**Given entries**
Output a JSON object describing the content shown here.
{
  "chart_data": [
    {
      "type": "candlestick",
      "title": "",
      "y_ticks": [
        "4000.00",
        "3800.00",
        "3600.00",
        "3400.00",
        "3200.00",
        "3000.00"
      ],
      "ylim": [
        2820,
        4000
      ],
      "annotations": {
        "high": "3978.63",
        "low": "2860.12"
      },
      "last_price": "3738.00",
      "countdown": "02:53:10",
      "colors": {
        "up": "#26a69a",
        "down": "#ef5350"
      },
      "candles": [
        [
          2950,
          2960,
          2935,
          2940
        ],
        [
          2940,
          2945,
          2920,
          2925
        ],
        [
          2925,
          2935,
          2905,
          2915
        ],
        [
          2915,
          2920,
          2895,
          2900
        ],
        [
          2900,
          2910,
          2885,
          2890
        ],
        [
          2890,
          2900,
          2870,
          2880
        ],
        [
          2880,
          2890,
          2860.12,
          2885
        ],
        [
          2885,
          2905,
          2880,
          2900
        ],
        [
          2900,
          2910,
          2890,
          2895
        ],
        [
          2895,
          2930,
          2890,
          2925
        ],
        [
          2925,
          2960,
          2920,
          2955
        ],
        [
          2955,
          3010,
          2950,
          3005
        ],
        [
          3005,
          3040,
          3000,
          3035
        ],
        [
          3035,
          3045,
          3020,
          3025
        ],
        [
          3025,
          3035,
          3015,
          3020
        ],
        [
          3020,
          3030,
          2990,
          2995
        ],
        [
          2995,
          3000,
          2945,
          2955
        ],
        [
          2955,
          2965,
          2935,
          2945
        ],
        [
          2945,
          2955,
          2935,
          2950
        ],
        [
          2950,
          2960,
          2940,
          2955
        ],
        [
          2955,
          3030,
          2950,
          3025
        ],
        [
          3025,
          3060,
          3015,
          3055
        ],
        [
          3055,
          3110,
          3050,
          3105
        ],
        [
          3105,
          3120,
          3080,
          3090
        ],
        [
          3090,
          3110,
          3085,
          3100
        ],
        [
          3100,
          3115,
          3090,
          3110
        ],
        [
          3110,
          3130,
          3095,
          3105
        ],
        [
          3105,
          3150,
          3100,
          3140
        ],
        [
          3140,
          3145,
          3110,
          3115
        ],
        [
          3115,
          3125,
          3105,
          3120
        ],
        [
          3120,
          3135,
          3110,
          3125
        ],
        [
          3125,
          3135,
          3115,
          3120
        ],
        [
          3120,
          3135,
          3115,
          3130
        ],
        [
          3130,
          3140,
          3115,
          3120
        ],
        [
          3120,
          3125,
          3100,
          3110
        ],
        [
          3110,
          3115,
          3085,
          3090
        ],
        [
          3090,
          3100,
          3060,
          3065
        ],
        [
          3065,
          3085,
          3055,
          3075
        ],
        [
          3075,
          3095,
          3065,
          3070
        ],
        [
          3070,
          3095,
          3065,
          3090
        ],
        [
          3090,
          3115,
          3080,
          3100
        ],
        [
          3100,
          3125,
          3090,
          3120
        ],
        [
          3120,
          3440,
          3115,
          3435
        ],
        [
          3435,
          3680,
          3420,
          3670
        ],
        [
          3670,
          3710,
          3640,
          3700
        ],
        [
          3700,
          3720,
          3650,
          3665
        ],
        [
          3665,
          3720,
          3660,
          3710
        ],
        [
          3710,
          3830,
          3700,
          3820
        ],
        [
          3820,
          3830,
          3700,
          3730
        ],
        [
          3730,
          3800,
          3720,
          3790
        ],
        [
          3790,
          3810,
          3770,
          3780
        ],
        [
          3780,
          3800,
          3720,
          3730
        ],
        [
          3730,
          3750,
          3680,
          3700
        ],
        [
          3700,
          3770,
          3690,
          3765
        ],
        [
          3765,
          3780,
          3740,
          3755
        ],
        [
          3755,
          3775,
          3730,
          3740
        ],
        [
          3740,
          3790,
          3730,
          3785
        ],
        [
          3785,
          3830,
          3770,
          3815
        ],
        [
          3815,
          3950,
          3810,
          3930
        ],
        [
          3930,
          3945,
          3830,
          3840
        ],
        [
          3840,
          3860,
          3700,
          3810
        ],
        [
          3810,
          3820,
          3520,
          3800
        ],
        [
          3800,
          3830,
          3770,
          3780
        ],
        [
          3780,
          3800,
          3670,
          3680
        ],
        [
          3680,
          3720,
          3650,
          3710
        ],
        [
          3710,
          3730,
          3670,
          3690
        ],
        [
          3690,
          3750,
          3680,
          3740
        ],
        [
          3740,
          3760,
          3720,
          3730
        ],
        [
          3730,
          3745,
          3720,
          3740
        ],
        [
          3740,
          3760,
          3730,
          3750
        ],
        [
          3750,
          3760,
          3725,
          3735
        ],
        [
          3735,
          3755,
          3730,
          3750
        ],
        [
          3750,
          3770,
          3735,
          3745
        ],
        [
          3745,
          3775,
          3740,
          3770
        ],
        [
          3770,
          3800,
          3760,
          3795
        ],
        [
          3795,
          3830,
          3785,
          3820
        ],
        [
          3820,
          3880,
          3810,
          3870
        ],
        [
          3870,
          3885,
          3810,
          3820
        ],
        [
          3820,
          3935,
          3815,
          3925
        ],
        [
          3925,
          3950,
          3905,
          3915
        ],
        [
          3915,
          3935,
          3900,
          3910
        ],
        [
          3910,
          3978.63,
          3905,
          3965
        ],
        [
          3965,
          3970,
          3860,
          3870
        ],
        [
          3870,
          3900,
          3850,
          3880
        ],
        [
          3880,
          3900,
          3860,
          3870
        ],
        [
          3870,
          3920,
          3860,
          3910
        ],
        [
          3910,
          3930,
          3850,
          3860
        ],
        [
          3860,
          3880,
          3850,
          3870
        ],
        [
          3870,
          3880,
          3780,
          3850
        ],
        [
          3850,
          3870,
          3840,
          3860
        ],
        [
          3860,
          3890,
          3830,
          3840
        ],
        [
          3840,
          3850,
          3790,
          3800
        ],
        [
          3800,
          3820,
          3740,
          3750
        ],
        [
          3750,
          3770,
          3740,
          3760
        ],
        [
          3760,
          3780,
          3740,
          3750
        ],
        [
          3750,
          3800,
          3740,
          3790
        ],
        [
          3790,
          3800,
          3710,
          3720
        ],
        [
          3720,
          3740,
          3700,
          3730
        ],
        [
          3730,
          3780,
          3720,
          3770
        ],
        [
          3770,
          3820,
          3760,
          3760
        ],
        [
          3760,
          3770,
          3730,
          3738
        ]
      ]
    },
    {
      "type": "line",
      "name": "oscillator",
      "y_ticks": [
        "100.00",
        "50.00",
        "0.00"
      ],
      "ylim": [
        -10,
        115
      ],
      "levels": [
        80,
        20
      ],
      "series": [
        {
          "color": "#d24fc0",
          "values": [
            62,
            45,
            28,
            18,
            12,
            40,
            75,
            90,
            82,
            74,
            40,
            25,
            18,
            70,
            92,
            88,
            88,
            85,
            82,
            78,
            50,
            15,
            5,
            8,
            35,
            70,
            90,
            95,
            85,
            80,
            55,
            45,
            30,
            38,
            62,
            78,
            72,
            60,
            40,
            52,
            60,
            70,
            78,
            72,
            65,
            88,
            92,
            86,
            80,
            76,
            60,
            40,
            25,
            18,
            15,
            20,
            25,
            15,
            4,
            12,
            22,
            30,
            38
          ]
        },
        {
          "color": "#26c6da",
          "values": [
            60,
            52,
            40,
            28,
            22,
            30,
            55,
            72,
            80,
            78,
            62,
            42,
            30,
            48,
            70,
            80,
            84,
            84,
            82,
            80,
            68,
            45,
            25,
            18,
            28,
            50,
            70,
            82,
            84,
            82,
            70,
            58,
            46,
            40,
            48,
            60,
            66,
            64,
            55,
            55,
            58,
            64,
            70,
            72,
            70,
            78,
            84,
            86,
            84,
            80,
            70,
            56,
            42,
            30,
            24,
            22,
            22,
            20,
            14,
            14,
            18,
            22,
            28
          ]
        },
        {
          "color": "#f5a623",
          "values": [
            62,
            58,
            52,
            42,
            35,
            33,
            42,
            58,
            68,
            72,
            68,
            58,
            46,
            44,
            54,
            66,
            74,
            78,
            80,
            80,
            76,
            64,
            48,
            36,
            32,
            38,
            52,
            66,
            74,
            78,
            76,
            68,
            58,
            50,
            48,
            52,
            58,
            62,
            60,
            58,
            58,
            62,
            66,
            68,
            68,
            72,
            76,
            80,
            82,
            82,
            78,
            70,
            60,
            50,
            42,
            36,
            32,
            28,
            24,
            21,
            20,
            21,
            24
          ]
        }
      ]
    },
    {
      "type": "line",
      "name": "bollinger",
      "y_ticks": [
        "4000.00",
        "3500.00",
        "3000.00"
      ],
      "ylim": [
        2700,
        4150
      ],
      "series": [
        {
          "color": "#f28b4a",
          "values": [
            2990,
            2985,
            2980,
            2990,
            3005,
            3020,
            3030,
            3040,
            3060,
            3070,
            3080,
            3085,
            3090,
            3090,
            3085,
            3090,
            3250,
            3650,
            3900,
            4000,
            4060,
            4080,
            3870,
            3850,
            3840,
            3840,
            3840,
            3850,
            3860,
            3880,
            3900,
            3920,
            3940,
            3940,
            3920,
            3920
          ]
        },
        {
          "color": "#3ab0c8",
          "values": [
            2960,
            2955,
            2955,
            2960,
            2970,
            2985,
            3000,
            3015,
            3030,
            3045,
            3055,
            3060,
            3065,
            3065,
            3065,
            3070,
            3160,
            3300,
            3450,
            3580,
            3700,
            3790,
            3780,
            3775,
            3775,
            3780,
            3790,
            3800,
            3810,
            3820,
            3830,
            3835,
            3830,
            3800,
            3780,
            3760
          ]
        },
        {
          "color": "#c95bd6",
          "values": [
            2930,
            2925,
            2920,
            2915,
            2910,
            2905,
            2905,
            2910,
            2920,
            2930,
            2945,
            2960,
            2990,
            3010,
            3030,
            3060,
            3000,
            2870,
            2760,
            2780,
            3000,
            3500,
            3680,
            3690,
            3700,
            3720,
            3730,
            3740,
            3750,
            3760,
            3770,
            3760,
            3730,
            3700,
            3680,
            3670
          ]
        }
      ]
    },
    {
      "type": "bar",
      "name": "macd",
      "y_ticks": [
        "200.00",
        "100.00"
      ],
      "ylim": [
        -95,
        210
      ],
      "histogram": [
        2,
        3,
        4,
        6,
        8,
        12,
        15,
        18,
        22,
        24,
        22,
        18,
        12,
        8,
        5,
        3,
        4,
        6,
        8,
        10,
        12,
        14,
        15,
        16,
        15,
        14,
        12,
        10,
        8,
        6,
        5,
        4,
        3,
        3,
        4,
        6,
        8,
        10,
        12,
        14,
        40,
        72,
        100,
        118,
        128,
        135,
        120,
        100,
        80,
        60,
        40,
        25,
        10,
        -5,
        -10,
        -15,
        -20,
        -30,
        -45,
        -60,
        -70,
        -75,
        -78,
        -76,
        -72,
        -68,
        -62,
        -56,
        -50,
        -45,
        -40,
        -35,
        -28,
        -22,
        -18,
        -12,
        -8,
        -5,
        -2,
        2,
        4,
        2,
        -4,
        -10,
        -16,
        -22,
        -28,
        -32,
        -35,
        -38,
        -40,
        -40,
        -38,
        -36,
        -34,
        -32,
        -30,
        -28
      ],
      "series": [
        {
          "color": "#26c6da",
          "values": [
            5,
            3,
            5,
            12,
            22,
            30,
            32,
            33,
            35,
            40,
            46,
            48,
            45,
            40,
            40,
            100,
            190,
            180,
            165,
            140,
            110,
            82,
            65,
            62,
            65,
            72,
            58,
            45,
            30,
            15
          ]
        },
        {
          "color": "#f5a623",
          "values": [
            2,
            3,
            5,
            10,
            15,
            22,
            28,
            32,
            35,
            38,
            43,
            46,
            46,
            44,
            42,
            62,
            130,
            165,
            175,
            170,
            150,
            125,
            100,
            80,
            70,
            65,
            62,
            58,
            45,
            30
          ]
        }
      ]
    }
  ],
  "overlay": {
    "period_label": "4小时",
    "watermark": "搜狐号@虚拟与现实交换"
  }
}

**Written instruction**
Give the count of lines in the data above that hold the string "type", with no additional words.

**Exercise response**
4